INSTRUCTIONS TO FOLLOW:
Show each line that has the string "Capitals" in it.

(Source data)
------------------------------------------------------------------------

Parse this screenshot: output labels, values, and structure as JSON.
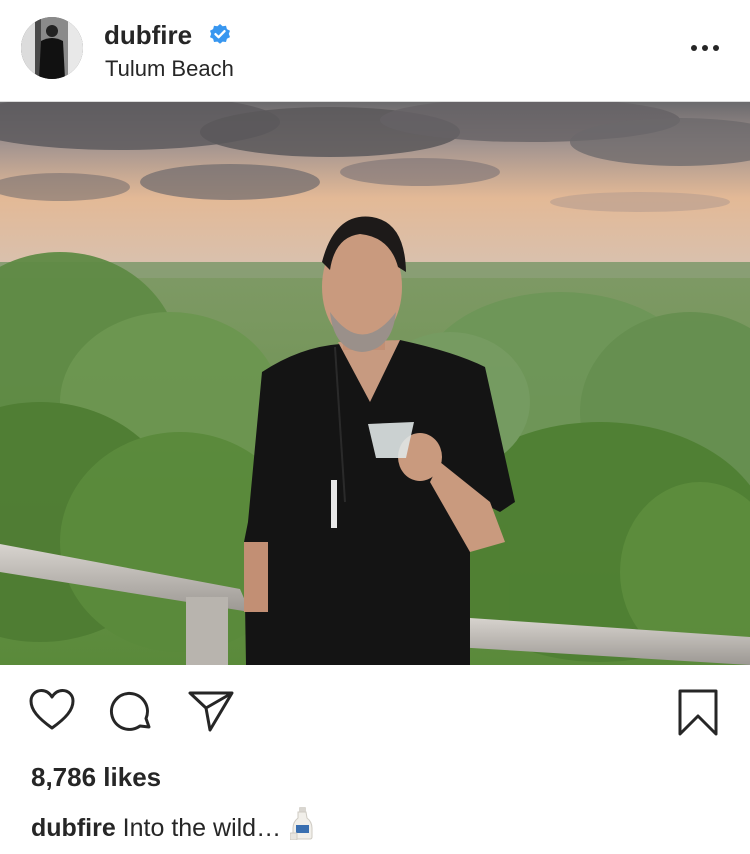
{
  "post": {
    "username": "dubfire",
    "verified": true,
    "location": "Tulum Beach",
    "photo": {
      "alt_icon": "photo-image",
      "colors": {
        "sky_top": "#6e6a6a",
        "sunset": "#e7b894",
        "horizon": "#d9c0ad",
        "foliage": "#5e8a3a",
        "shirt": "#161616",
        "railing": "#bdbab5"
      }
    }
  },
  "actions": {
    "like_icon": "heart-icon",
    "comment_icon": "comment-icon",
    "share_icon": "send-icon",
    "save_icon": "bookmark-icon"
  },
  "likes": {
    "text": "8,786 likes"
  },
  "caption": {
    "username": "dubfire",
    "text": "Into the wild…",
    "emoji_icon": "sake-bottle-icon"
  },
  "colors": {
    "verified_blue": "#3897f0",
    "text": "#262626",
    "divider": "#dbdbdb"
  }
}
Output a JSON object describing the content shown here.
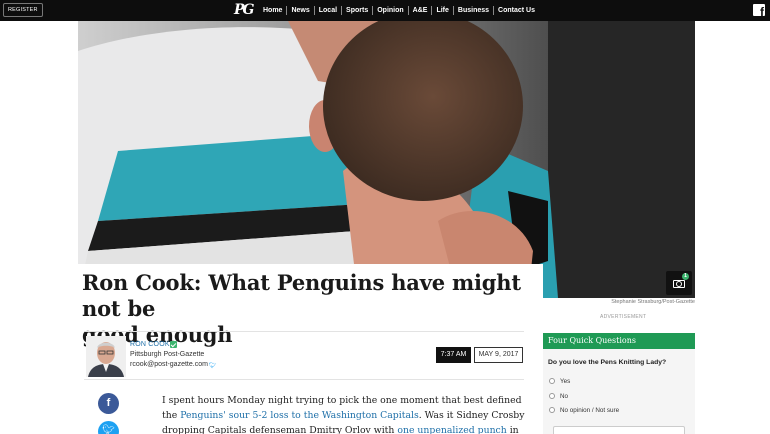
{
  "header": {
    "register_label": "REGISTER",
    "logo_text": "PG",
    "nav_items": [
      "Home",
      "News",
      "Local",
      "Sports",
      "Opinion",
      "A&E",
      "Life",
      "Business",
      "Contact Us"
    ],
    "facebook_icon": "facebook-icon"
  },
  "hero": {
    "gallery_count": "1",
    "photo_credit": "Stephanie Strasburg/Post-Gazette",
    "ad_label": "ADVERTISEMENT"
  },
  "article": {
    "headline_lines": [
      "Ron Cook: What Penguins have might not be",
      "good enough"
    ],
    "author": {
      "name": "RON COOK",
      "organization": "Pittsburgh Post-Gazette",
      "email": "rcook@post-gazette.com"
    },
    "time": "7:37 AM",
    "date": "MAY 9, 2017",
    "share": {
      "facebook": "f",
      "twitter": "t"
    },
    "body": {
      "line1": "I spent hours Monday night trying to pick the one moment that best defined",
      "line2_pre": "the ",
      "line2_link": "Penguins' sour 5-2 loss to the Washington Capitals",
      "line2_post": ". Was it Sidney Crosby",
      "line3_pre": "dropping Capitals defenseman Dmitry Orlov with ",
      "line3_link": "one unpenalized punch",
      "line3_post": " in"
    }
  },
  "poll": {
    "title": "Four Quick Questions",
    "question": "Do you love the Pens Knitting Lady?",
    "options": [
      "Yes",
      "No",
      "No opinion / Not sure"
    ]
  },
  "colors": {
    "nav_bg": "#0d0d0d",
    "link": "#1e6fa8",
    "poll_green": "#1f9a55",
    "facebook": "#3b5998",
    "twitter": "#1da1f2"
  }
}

------------------------------------------------------------------------

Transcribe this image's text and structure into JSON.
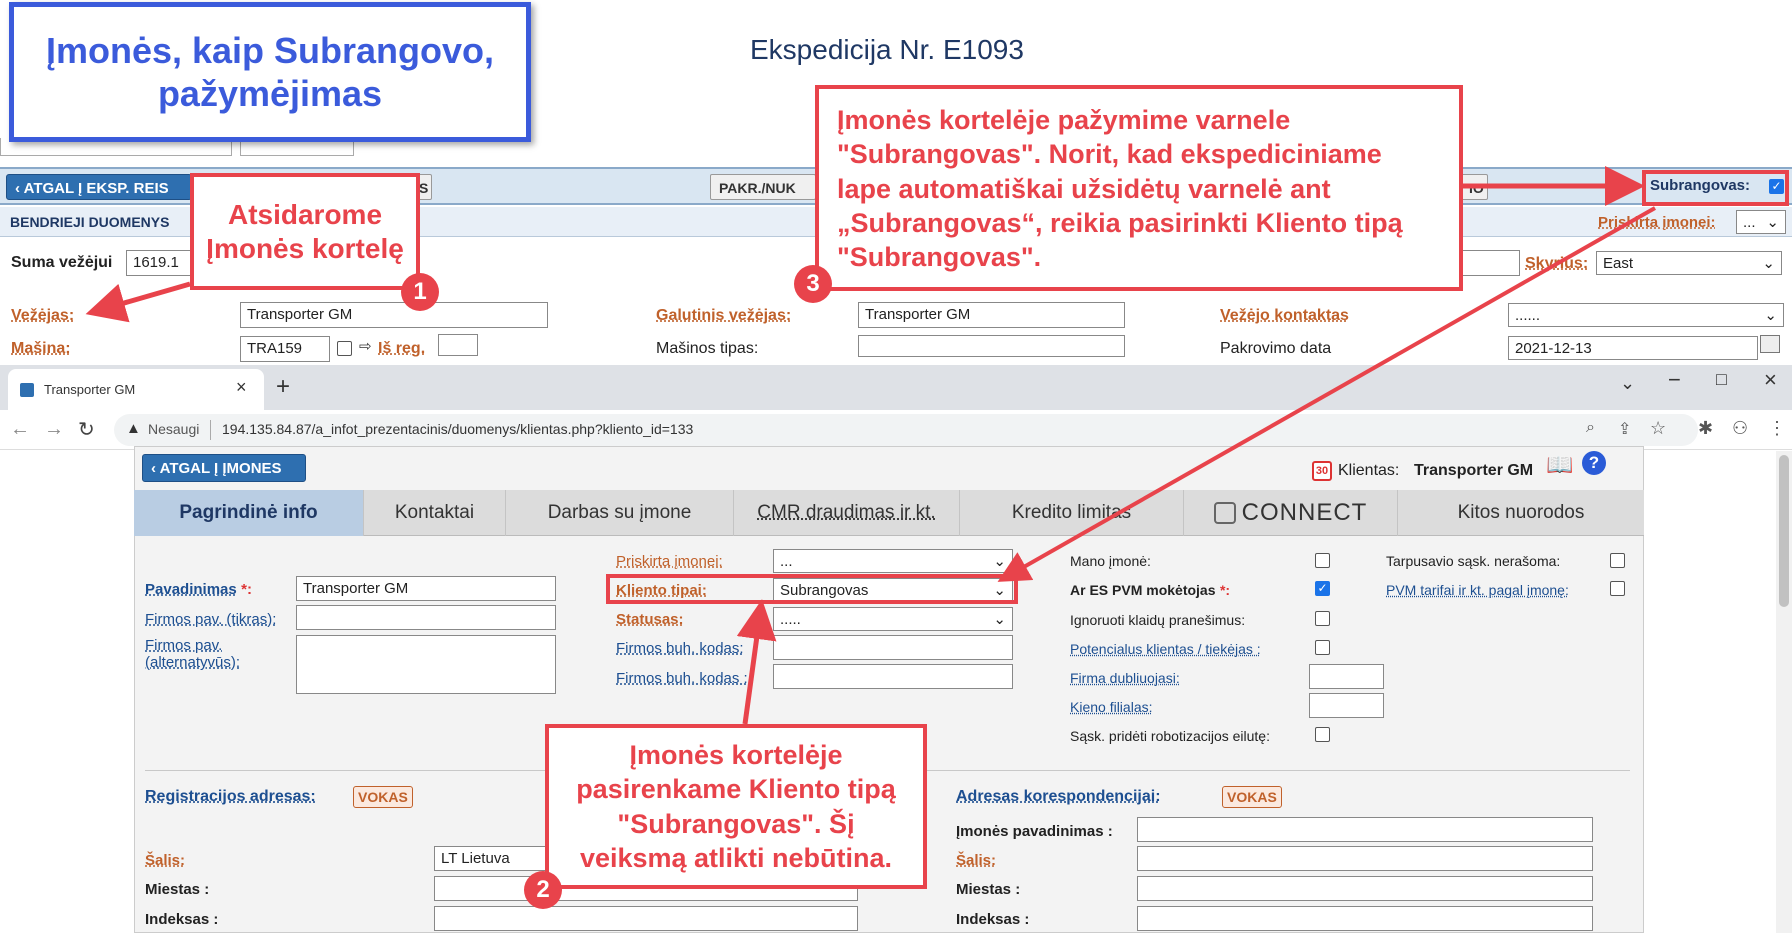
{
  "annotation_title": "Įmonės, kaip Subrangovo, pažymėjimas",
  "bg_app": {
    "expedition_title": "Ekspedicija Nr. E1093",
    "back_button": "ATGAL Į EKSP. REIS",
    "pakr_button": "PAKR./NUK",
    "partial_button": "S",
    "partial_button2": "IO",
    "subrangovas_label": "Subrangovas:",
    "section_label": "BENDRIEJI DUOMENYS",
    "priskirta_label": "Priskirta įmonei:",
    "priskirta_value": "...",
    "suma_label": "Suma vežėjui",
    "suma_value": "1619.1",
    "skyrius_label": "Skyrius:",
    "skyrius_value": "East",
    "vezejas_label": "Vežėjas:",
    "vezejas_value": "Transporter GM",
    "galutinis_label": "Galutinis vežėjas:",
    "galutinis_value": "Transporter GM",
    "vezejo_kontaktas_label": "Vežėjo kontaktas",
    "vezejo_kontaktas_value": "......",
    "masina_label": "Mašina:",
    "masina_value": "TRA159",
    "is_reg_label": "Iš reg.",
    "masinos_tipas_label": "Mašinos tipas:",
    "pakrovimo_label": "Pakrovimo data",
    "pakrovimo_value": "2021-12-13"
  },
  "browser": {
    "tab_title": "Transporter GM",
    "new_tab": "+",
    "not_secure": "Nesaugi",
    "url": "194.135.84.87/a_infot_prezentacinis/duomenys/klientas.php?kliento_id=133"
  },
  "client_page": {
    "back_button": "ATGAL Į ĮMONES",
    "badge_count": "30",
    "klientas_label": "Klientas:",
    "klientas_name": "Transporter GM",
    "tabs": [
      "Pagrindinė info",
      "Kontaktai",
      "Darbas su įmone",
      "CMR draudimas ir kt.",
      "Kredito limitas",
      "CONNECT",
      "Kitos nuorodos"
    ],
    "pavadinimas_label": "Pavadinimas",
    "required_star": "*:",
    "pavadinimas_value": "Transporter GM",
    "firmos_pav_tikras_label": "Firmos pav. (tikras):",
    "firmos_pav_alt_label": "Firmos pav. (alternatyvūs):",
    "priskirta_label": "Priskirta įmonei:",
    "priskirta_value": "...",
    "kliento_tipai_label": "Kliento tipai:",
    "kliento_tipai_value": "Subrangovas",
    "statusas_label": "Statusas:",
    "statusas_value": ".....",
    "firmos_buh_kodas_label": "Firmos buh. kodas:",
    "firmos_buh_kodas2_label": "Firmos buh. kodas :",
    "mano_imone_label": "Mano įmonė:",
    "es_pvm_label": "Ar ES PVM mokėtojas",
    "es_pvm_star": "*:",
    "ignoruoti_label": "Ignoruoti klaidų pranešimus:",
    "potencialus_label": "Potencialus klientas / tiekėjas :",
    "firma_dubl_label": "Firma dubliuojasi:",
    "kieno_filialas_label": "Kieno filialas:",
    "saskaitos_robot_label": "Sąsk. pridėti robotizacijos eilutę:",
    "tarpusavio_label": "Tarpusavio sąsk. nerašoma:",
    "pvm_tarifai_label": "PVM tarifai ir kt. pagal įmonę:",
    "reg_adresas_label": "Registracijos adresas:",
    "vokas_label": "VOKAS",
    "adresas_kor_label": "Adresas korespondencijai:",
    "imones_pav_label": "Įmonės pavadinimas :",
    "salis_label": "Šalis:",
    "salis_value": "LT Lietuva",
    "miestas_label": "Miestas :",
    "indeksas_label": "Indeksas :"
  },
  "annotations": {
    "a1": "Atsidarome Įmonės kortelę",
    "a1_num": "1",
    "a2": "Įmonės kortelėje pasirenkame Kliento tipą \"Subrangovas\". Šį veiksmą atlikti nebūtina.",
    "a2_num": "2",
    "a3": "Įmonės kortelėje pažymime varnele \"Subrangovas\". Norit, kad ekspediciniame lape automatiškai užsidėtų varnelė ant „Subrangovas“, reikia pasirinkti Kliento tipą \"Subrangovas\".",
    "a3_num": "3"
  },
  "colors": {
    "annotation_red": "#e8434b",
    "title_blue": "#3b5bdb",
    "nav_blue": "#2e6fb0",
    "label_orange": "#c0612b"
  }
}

------------------------------------------------------------------------

REPLY:
      "line2_link": "Penguins' sour 5-2 loss to the Washington Capitals",
      "line3_pre": "dropping Capitals defenseman Dmitry Orlov with ",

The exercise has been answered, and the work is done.